Below are records. Copy every line with "Median" in it.

[Figure data in JSON]
········
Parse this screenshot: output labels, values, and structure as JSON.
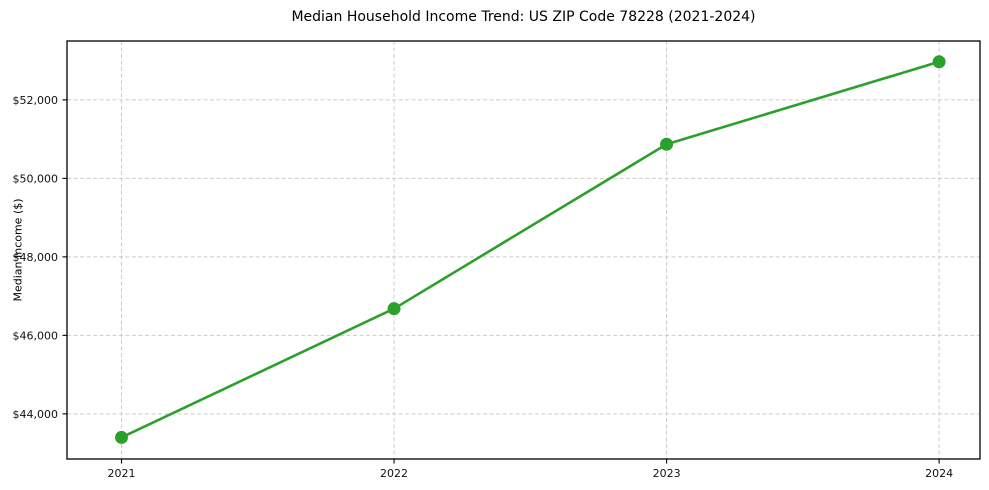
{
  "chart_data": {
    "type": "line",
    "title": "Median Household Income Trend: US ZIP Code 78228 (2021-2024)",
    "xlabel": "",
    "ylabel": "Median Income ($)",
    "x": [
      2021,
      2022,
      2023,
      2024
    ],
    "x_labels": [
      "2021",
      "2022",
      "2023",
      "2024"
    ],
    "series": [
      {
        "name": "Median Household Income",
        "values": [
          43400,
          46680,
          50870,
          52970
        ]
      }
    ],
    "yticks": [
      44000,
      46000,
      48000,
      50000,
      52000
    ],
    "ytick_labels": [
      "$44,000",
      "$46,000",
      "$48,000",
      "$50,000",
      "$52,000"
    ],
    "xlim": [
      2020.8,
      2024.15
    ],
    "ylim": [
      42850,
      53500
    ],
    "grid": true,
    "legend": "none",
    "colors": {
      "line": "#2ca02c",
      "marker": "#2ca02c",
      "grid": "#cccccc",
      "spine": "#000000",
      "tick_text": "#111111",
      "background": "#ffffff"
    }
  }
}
········
• **Expected answer**:
    "title": "Median Household Income Trend: US ZIP Code 78228 (2021-2024)",
    "ylabel": "Median Income ($)",
        "name": "Median Household Income",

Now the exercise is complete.